MATERIAL FOR THE TASK:
- - - -
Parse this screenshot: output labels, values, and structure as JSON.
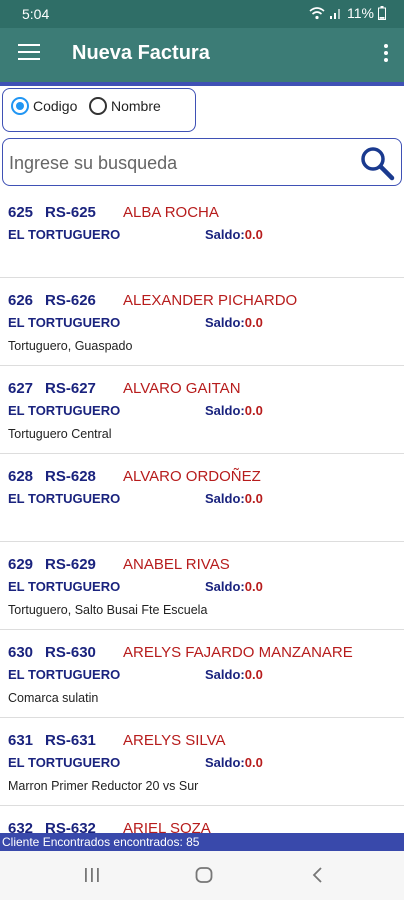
{
  "status": {
    "time": "5:04",
    "battery": "11%"
  },
  "appbar": {
    "title": "Nueva Factura"
  },
  "filter": {
    "option_code": "Codigo",
    "option_name": "Nombre",
    "selected": "Codigo"
  },
  "search": {
    "placeholder": "Ingrese su busqueda"
  },
  "clients": [
    {
      "code": "625",
      "ref": "RS-625",
      "name": "ALBA ROCHA",
      "zone": "EL TORTUGUERO",
      "saldo_label": "Saldo:",
      "saldo": "0.0",
      "address": ""
    },
    {
      "code": "626",
      "ref": "RS-626",
      "name": "ALEXANDER PICHARDO",
      "zone": "EL TORTUGUERO",
      "saldo_label": "Saldo:",
      "saldo": "0.0",
      "address": "Tortuguero, Guaspado"
    },
    {
      "code": "627",
      "ref": "RS-627",
      "name": "ALVARO GAITAN",
      "zone": "EL TORTUGUERO",
      "saldo_label": "Saldo:",
      "saldo": "0.0",
      "address": "Tortuguero Central"
    },
    {
      "code": "628",
      "ref": "RS-628",
      "name": "ALVARO ORDOÑEZ",
      "zone": "EL TORTUGUERO",
      "saldo_label": "Saldo:",
      "saldo": "0.0",
      "address": ""
    },
    {
      "code": "629",
      "ref": "RS-629",
      "name": "ANABEL RIVAS",
      "zone": "EL TORTUGUERO",
      "saldo_label": "Saldo:",
      "saldo": "0.0",
      "address": "Tortuguero, Salto Busai Fte Escuela"
    },
    {
      "code": "630",
      "ref": "RS-630",
      "name": "ARELYS FAJARDO MANZANARE",
      "zone": "EL TORTUGUERO",
      "saldo_label": "Saldo:",
      "saldo": "0.0",
      "address": "Comarca sulatin"
    },
    {
      "code": "631",
      "ref": "RS-631",
      "name": "ARELYS SILVA",
      "zone": "EL TORTUGUERO",
      "saldo_label": "Saldo:",
      "saldo": "0.0",
      "address": "Marron Primer Reductor 20 vs Sur"
    },
    {
      "code": "632",
      "ref": "RS-632",
      "name": "ARIEL SOZA",
      "zone": "",
      "saldo_label": "",
      "saldo": "",
      "address": ""
    }
  ],
  "footer": {
    "text": "Cliente Encontrados encontrados: 85"
  },
  "icons": {
    "menu": "hamburger-menu-icon",
    "more": "more-vert-icon",
    "search": "search-icon",
    "wifi": "wifi-icon",
    "signal": "signal-icon",
    "battery": "battery-icon",
    "recents": "recents-icon",
    "home": "home-icon",
    "back": "back-icon"
  },
  "colors": {
    "appbar": "#3c7c76",
    "statusbar": "#2f6e67",
    "accent": "#3f51b5",
    "code": "#1a237e",
    "name": "#b71c1c",
    "radio": "#2196f3"
  }
}
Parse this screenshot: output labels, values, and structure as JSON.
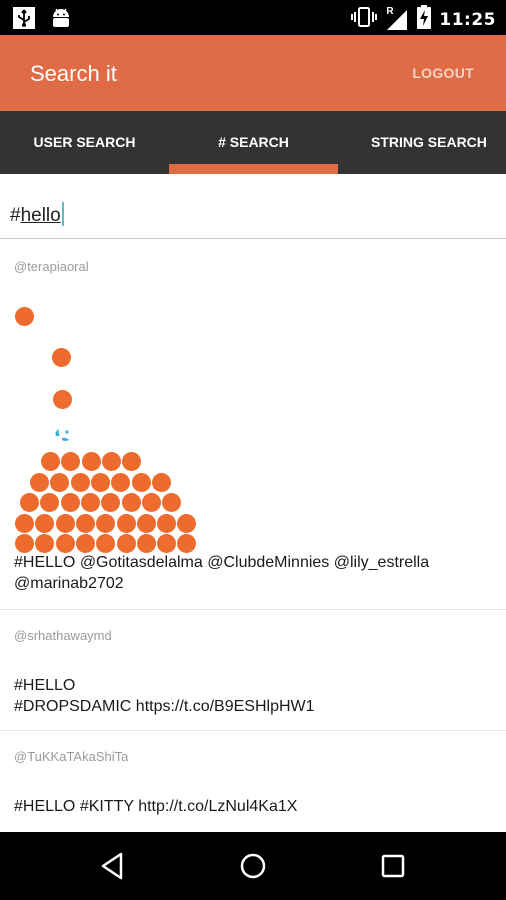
{
  "status_bar": {
    "time": "11:25",
    "network_label": "R"
  },
  "app_bar": {
    "title": "Search it",
    "logout_label": "LOGOUT"
  },
  "tabs": [
    {
      "label": "USER SEARCH",
      "selected": false
    },
    {
      "label": "# SEARCH",
      "selected": true
    },
    {
      "label": "STRING SEARCH",
      "selected": false
    }
  ],
  "search": {
    "prefix": "#",
    "value": "hello"
  },
  "tweets": [
    {
      "user": "@terapiaoral",
      "text": "#HELLO @Gotitasdelalma @ClubdeMinnies @lily_estrella @marinab2702"
    },
    {
      "user": "@srhathawaymd",
      "text_line1": "#HELLO",
      "text_line2": "#DROPSDAMIC https://t.co/B9ESHlpHW1"
    },
    {
      "user": "@TuKKaTAkaShiTa",
      "text": "#HELLO #KITTY http://t.co/LzNul4Ka1X"
    }
  ],
  "colors": {
    "accent": "#E06B47",
    "tab_bar": "#333333",
    "dot": "#EC6B2D",
    "drop": "#3BAFD9"
  }
}
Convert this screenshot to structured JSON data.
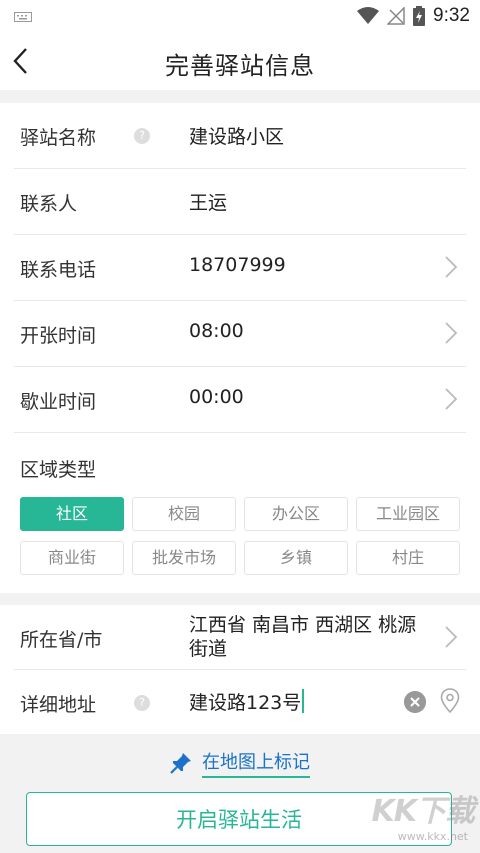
{
  "status_bar": {
    "time": "9:32"
  },
  "header": {
    "title": "完善驿站信息"
  },
  "form": {
    "station_name": {
      "label": "驿站名称",
      "value": "建设路小区"
    },
    "contact": {
      "label": "联系人",
      "value": "王运"
    },
    "phone": {
      "label": "联系电话",
      "value": "18707999"
    },
    "open_time": {
      "label": "开张时间",
      "value": "08:00"
    },
    "close_time": {
      "label": "歇业时间",
      "value": "00:00"
    },
    "region": {
      "label": "区域类型",
      "options": [
        "社区",
        "校园",
        "办公区",
        "工业园区",
        "商业街",
        "批发市场",
        "乡镇",
        "村庄"
      ],
      "selected": "社区"
    },
    "province": {
      "label": "所在省/市",
      "value": "江西省 南昌市 西湖区 桃源街道"
    },
    "address": {
      "label": "详细地址",
      "value": "建设路123号"
    }
  },
  "map_link": "在地图上标记",
  "submit_label": "开启驿站生活",
  "watermark": {
    "main": "KK下载",
    "sub": "www.kkx.net"
  },
  "colors": {
    "accent": "#27b797",
    "link": "#1a73c8"
  }
}
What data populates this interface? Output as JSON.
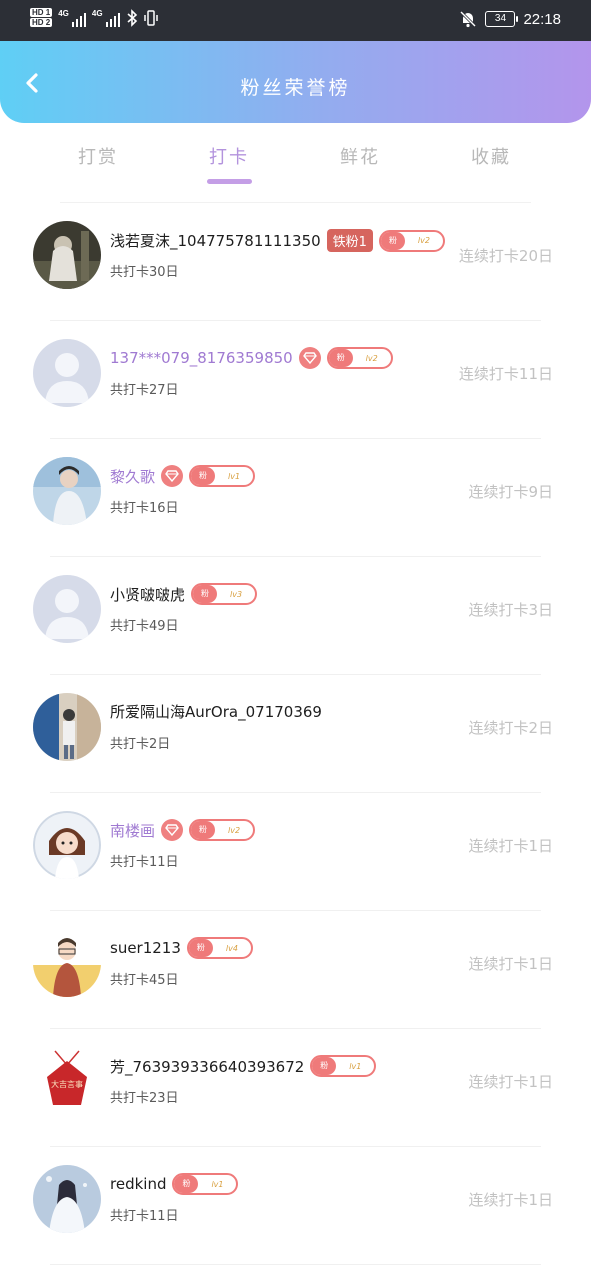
{
  "status_bar": {
    "sim1": "HD 1",
    "sim2": "HD 2",
    "net1": "4G",
    "net2": "4G",
    "battery": "34",
    "time": "22:18"
  },
  "header": {
    "title": "粉丝荣誉榜",
    "gradient_colors": [
      "#5fcff5",
      "#b395ec"
    ]
  },
  "tabs": [
    {
      "label": "打赏"
    },
    {
      "label": "打卡"
    },
    {
      "label": "鲜花"
    },
    {
      "label": "收藏"
    }
  ],
  "active_tab": "打卡",
  "fans": [
    {
      "name": "浅若夏沫_104775781111350",
      "vip": false,
      "iron_badge": "铁粉1",
      "diamond": false,
      "fan_label": "粉",
      "level": "lv2",
      "total": "共打卡30日",
      "streak": "连续打卡20日"
    },
    {
      "name": "137***079_8176359850",
      "vip": true,
      "iron_badge": "",
      "diamond": true,
      "fan_label": "粉",
      "level": "lv2",
      "total": "共打卡27日",
      "streak": "连续打卡11日"
    },
    {
      "name": "黎久歌",
      "vip": true,
      "iron_badge": "",
      "diamond": true,
      "fan_label": "粉",
      "level": "lv1",
      "total": "共打卡16日",
      "streak": "连续打卡9日"
    },
    {
      "name": "小贤啵啵虎",
      "vip": false,
      "iron_badge": "",
      "diamond": false,
      "fan_label": "粉",
      "level": "lv3",
      "total": "共打卡49日",
      "streak": "连续打卡3日"
    },
    {
      "name": "所爱隔山海AurOra_07170369",
      "vip": false,
      "iron_badge": "",
      "diamond": false,
      "fan_label": "",
      "level": "",
      "total": "共打卡2日",
      "streak": "连续打卡2日"
    },
    {
      "name": "南楼画",
      "vip": true,
      "iron_badge": "",
      "diamond": true,
      "fan_label": "粉",
      "level": "lv2",
      "total": "共打卡11日",
      "streak": "连续打卡1日"
    },
    {
      "name": "suer1213",
      "vip": false,
      "iron_badge": "",
      "diamond": false,
      "fan_label": "粉",
      "level": "lv4",
      "total": "共打卡45日",
      "streak": "连续打卡1日"
    },
    {
      "name": "芳_763939336640393672",
      "vip": false,
      "iron_badge": "",
      "diamond": false,
      "fan_label": "粉",
      "level": "lv1",
      "total": "共打卡23日",
      "streak": "连续打卡1日"
    },
    {
      "name": "redkind",
      "vip": false,
      "iron_badge": "",
      "diamond": false,
      "fan_label": "粉",
      "level": "lv1",
      "total": "共打卡11日",
      "streak": "连续打卡1日"
    }
  ],
  "avatar_art": {
    "tag_text": "大吉言事"
  }
}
- - - -
REQUIRED WORK:
Retype the entries word for word. Omit any images.

CORRECT ANSWER:
Parse this screenshot: output labels, values, and structure as JSON.
{
  "status": {
    "time": "5:04",
    "battery": "11%"
  },
  "appbar": {
    "title": "Nueva Factura"
  },
  "filter": {
    "option_code": "Codigo",
    "option_name": "Nombre",
    "selected": "Codigo"
  },
  "search": {
    "placeholder": "Ingrese su busqueda"
  },
  "clients": [
    {
      "code": "625",
      "ref": "RS-625",
      "name": "ALBA ROCHA",
      "zone": "EL TORTUGUERO",
      "saldo_label": "Saldo:",
      "saldo": "0.0",
      "address": ""
    },
    {
      "code": "626",
      "ref": "RS-626",
      "name": "ALEXANDER PICHARDO",
      "zone": "EL TORTUGUERO",
      "saldo_label": "Saldo:",
      "saldo": "0.0",
      "address": "Tortuguero, Guaspado"
    },
    {
      "code": "627",
      "ref": "RS-627",
      "name": "ALVARO GAITAN",
      "zone": "EL TORTUGUERO",
      "saldo_label": "Saldo:",
      "saldo": "0.0",
      "address": "Tortuguero Central"
    },
    {
      "code": "628",
      "ref": "RS-628",
      "name": "ALVARO ORDOÑEZ",
      "zone": "EL TORTUGUERO",
      "saldo_label": "Saldo:",
      "saldo": "0.0",
      "address": ""
    },
    {
      "code": "629",
      "ref": "RS-629",
      "name": "ANABEL RIVAS",
      "zone": "EL TORTUGUERO",
      "saldo_label": "Saldo:",
      "saldo": "0.0",
      "address": "Tortuguero, Salto Busai Fte Escuela"
    },
    {
      "code": "630",
      "ref": "RS-630",
      "name": "ARELYS FAJARDO MANZANARE",
      "zone": "EL TORTUGUERO",
      "saldo_label": "Saldo:",
      "saldo": "0.0",
      "address": "Comarca sulatin"
    },
    {
      "code": "631",
      "ref": "RS-631",
      "name": "ARELYS SILVA",
      "zone": "EL TORTUGUERO",
      "saldo_label": "Saldo:",
      "saldo": "0.0",
      "address": "Marron Primer Reductor 20 vs Sur"
    },
    {
      "code": "632",
      "ref": "RS-632",
      "name": "ARIEL SOZA",
      "zone": "",
      "saldo_label": "",
      "saldo": "",
      "address": ""
    }
  ],
  "footer": {
    "text": "Cliente Encontrados encontrados: 85"
  },
  "icons": {
    "menu": "hamburger-menu-icon",
    "more": "more-vert-icon",
    "search": "search-icon",
    "wifi": "wifi-icon",
    "signal": "signal-icon",
    "battery": "battery-icon",
    "recents": "recents-icon",
    "home": "home-icon",
    "back": "back-icon"
  },
  "colors": {
    "appbar": "#3c7c76",
    "statusbar": "#2f6e67",
    "accent": "#3f51b5",
    "code": "#1a237e",
    "name": "#b71c1c",
    "radio": "#2196f3"
  }
}
Parse this screenshot: output labels, values, and structure as JSON.
{
  "status_bar": {
    "time": "11:25",
    "network_label": "R"
  },
  "app_bar": {
    "title": "Search it",
    "logout_label": "LOGOUT"
  },
  "tabs": [
    {
      "label": "USER SEARCH",
      "selected": false
    },
    {
      "label": "# SEARCH",
      "selected": true
    },
    {
      "label": "STRING SEARCH",
      "selected": false
    }
  ],
  "search": {
    "prefix": "#",
    "value": "hello"
  },
  "tweets": [
    {
      "user": "@terapiaoral",
      "text": "#HELLO @Gotitasdelalma @ClubdeMinnies @lily_estrella @marinab2702"
    },
    {
      "user": "@srhathawaymd",
      "text_line1": "#HELLO",
      "text_line2": "#DROPSDAMIC https://t.co/B9ESHlpHW1"
    },
    {
      "user": "@TuKKaTAkaShiTa",
      "text": "#HELLO #KITTY http://t.co/LzNul4Ka1X"
    }
  ],
  "colors": {
    "accent": "#E06B47",
    "tab_bar": "#333333",
    "dot": "#EC6B2D",
    "drop": "#3BAFD9"
  }
}
Convert this screenshot to structured JSON data.
{
  "status_bar": {
    "time": "9:32"
  },
  "header": {
    "title": "完善驿站信息"
  },
  "form": {
    "station_name": {
      "label": "驿站名称",
      "value": "建设路小区"
    },
    "contact": {
      "label": "联系人",
      "value": "王运"
    },
    "phone": {
      "label": "联系电话",
      "value": "18707999"
    },
    "open_time": {
      "label": "开张时间",
      "value": "08:00"
    },
    "close_time": {
      "label": "歇业时间",
      "value": "00:00"
    },
    "region": {
      "label": "区域类型",
      "options": [
        "社区",
        "校园",
        "办公区",
        "工业园区",
        "商业街",
        "批发市场",
        "乡镇",
        "村庄"
      ],
      "selected": "社区"
    },
    "province": {
      "label": "所在省/市",
      "value": "江西省 南昌市 西湖区 桃源街道"
    },
    "address": {
      "label": "详细地址",
      "value": "建设路123号"
    }
  },
  "map_link": "在地图上标记",
  "submit_label": "开启驿站生活",
  "watermark": {
    "main": "KK下载",
    "sub": "www.kkx.net"
  },
  "colors": {
    "accent": "#27b797",
    "link": "#1a73c8"
  }
}
What data populates this interface? Output as JSON.
{
  "status_bar": {
    "sim1": "HD 1",
    "sim2": "HD 2",
    "net1": "4G",
    "net2": "4G",
    "battery": "34",
    "time": "22:18"
  },
  "header": {
    "title": "粉丝荣誉榜",
    "gradient_colors": [
      "#5fcff5",
      "#b395ec"
    ]
  },
  "tabs": [
    {
      "label": "打赏"
    },
    {
      "label": "打卡"
    },
    {
      "label": "鲜花"
    },
    {
      "label": "收藏"
    }
  ],
  "active_tab": "打卡",
  "fans": [
    {
      "name": "浅若夏沫_104775781111350",
      "vip": false,
      "iron_badge": "铁粉1",
      "diamond": false,
      "fan_label": "粉",
      "level": "lv2",
      "total": "共打卡30日",
      "streak": "连续打卡20日"
    },
    {
      "name": "137***079_8176359850",
      "vip": true,
      "iron_badge": "",
      "diamond": true,
      "fan_label": "粉",
      "level": "lv2",
      "total": "共打卡27日",
      "streak": "连续打卡11日"
    },
    {
      "name": "黎久歌",
      "vip": true,
      "iron_badge": "",
      "diamond": true,
      "fan_label": "粉",
      "level": "lv1",
      "total": "共打卡16日",
      "streak": "连续打卡9日"
    },
    {
      "name": "小贤啵啵虎",
      "vip": false,
      "iron_badge": "",
      "diamond": false,
      "fan_label": "粉",
      "level": "lv3",
      "total": "共打卡49日",
      "streak": "连续打卡3日"
    },
    {
      "name": "所爱隔山海AurOra_07170369",
      "vip": false,
      "iron_badge": "",
      "diamond": false,
      "fan_label": "",
      "level": "",
      "total": "共打卡2日",
      "streak": "连续打卡2日"
    },
    {
      "name": "南楼画",
      "vip": true,
      "iron_badge": "",
      "diamond": true,
      "fan_label": "粉",
      "level": "lv2",
      "total": "共打卡11日",
      "streak": "连续打卡1日"
    },
    {
      "name": "suer1213",
      "vip": false,
      "iron_badge": "",
      "diamond": false,
      "fan_label": "粉",
      "level": "lv4",
      "total": "共打卡45日",
      "streak": "连续打卡1日"
    },
    {
      "name": "芳_763939336640393672",
      "vip": false,
      "iron_badge": "",
      "diamond": false,
      "fan_label": "粉",
      "level": "lv1",
      "total": "共打卡23日",
      "streak": "连续打卡1日"
    },
    {
      "name": "redkind",
      "vip": false,
      "iron_badge": "",
      "diamond": false,
      "fan_label": "粉",
      "level": "lv1",
      "total": "共打卡11日",
      "streak": "连续打卡1日"
    }
  ],
  "avatar_art": {
    "tag_text": "大吉言事"
  }
}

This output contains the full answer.